> [YOUR GOAL]
Your task is to filter the data below down to the lines holding "What".

++++

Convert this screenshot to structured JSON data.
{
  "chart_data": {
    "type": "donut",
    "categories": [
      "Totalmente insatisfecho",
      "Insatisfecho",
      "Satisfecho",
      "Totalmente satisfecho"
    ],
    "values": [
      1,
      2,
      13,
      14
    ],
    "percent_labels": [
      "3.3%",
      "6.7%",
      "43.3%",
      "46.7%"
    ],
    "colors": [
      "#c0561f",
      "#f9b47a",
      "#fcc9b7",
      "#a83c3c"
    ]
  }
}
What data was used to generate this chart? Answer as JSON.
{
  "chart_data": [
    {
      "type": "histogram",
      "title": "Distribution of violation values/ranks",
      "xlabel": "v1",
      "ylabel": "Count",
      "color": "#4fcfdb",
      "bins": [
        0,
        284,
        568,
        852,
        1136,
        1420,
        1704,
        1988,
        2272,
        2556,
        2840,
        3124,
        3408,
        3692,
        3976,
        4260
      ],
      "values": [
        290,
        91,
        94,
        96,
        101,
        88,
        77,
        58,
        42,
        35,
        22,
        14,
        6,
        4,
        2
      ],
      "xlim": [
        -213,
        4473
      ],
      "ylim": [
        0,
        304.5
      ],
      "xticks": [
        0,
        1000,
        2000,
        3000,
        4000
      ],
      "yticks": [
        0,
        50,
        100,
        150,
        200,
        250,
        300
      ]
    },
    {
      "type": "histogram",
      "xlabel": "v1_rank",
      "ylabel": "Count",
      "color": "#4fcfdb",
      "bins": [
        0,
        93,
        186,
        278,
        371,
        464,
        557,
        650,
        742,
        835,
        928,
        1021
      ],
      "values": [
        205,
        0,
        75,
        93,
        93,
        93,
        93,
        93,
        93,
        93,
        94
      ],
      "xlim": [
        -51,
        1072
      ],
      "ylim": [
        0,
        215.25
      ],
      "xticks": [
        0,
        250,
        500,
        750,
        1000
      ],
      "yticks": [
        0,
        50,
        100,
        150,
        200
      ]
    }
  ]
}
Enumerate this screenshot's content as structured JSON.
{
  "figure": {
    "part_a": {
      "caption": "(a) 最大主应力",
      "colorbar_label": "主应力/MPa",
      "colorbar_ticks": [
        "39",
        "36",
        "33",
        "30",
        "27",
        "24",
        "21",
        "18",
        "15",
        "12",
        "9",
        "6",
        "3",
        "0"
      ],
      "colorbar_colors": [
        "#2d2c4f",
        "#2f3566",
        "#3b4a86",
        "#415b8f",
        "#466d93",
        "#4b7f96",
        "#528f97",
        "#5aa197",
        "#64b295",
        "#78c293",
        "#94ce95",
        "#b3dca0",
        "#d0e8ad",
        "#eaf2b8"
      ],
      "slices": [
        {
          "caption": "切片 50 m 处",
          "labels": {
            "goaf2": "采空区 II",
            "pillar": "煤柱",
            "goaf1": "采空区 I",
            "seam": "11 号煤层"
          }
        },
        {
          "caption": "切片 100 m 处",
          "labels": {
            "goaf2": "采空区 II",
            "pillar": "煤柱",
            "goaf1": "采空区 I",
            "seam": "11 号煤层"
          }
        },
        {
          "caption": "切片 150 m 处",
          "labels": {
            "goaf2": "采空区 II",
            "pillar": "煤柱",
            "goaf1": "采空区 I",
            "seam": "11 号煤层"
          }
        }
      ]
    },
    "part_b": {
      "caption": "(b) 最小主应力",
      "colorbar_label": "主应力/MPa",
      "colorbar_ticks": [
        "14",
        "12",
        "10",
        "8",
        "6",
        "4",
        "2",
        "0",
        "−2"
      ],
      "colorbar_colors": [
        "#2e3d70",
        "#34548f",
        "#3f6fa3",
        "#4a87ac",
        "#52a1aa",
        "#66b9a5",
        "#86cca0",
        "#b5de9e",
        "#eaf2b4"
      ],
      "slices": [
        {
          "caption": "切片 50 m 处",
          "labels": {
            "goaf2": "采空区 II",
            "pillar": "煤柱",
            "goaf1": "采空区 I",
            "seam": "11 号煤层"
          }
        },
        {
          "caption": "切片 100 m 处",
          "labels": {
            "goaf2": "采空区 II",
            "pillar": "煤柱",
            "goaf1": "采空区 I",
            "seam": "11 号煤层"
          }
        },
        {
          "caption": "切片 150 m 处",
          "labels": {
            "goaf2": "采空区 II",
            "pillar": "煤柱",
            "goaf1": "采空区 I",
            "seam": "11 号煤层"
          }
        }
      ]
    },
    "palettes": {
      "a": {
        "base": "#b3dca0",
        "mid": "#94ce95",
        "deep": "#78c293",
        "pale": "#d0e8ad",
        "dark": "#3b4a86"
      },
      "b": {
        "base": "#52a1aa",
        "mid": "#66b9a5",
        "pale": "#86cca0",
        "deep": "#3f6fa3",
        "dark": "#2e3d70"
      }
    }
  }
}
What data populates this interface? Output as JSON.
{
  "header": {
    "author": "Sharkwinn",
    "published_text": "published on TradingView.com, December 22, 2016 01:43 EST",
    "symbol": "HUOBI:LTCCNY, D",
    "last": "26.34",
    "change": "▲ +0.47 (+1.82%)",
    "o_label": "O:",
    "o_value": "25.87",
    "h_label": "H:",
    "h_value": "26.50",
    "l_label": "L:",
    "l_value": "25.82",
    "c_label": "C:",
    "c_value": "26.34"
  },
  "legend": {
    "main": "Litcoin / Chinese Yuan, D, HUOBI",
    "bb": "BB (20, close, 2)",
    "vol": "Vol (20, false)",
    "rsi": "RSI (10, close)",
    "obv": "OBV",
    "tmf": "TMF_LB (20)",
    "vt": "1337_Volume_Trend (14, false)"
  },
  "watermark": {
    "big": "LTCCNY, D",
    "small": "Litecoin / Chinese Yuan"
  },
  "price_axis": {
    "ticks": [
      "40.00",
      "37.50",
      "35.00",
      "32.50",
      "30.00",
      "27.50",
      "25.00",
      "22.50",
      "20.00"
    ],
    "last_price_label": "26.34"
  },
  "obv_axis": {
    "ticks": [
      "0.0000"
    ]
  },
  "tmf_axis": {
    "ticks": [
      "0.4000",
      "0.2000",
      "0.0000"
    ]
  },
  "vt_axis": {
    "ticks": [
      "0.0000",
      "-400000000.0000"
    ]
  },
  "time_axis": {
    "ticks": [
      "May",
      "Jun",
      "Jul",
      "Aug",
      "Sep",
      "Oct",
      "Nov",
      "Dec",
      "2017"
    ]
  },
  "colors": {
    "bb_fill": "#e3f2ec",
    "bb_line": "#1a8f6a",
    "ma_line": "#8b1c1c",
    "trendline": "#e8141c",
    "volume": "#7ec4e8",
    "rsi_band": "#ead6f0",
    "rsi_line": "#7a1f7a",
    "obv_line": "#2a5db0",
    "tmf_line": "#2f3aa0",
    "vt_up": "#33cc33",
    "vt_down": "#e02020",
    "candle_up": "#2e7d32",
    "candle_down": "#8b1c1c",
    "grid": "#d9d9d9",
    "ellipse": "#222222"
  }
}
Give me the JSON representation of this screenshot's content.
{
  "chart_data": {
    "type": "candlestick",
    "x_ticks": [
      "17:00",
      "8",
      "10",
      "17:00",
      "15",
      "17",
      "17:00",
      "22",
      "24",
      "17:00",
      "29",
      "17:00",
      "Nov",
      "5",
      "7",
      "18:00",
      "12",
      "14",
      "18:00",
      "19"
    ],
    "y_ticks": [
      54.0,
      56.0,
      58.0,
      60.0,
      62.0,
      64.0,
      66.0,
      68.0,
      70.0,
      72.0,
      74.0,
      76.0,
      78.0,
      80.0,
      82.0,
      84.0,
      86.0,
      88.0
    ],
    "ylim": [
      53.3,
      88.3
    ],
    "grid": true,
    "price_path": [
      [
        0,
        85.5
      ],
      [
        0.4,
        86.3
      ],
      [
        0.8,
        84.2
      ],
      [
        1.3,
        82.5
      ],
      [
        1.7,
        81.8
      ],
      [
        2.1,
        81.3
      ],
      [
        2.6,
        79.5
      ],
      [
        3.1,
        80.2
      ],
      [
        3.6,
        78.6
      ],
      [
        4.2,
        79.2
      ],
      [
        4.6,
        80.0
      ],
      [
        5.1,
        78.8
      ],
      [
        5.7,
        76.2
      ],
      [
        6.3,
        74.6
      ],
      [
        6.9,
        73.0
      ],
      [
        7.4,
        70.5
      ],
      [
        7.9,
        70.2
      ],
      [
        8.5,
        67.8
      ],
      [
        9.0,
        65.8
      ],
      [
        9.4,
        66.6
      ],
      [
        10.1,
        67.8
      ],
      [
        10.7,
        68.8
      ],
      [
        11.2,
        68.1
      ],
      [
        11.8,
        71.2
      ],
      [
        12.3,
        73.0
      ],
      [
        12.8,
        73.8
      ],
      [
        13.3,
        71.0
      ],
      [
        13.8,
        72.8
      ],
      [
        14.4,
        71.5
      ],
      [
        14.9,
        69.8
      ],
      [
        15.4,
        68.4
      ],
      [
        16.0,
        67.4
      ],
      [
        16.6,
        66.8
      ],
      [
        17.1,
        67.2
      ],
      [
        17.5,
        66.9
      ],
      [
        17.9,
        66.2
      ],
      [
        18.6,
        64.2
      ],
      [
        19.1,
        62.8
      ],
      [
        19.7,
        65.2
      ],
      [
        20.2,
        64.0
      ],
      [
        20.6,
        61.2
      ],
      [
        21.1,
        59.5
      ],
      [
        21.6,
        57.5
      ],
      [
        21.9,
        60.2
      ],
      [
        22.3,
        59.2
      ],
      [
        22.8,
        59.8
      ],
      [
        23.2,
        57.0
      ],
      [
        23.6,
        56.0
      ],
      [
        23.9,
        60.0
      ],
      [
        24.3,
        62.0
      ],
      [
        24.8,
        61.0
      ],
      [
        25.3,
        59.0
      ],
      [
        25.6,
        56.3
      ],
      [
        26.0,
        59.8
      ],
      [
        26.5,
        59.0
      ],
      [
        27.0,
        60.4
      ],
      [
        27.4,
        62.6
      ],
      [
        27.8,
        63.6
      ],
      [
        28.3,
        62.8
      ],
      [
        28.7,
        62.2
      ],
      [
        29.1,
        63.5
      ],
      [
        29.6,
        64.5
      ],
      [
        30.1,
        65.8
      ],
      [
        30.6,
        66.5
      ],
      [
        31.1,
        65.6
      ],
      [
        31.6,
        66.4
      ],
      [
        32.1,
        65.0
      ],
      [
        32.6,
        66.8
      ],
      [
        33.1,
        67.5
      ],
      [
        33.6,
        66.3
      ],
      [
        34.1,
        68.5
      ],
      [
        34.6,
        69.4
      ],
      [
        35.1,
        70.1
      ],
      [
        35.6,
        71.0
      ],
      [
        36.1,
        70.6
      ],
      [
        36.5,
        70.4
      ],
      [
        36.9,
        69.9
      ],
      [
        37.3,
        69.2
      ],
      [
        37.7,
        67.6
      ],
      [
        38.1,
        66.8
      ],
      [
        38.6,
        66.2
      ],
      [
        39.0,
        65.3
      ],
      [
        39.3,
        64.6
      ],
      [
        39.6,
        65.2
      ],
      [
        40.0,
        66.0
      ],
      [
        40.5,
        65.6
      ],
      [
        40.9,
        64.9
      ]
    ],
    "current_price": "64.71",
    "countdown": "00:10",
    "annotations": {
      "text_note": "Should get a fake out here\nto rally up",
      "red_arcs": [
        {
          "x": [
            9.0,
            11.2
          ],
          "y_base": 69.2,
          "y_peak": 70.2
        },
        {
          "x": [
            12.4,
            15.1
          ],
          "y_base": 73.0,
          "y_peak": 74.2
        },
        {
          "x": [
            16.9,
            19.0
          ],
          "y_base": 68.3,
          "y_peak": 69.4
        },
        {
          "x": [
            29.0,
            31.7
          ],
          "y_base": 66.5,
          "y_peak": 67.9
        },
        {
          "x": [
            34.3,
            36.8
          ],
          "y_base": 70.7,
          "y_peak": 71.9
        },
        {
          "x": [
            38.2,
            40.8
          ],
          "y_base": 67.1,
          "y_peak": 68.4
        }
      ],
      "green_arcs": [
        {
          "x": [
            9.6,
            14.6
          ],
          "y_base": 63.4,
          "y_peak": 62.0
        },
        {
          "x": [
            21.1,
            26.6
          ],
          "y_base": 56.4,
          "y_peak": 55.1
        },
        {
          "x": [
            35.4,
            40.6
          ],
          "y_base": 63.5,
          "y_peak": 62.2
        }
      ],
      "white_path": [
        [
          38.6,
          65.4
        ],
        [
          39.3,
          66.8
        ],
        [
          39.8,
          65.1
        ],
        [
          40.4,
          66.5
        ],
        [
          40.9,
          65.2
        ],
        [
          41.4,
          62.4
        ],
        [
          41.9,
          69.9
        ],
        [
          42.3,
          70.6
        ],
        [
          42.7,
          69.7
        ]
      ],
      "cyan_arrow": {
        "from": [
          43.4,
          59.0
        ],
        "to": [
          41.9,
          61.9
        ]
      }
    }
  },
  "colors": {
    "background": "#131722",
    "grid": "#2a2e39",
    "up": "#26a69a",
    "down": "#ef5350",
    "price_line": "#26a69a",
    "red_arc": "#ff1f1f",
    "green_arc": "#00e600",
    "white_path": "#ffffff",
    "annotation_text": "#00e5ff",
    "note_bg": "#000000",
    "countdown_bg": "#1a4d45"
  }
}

++++

> [EXERCISE RESULT]
What data was used to generate this chart? Answer as JSON.
What data populates this interface? Output as JSON.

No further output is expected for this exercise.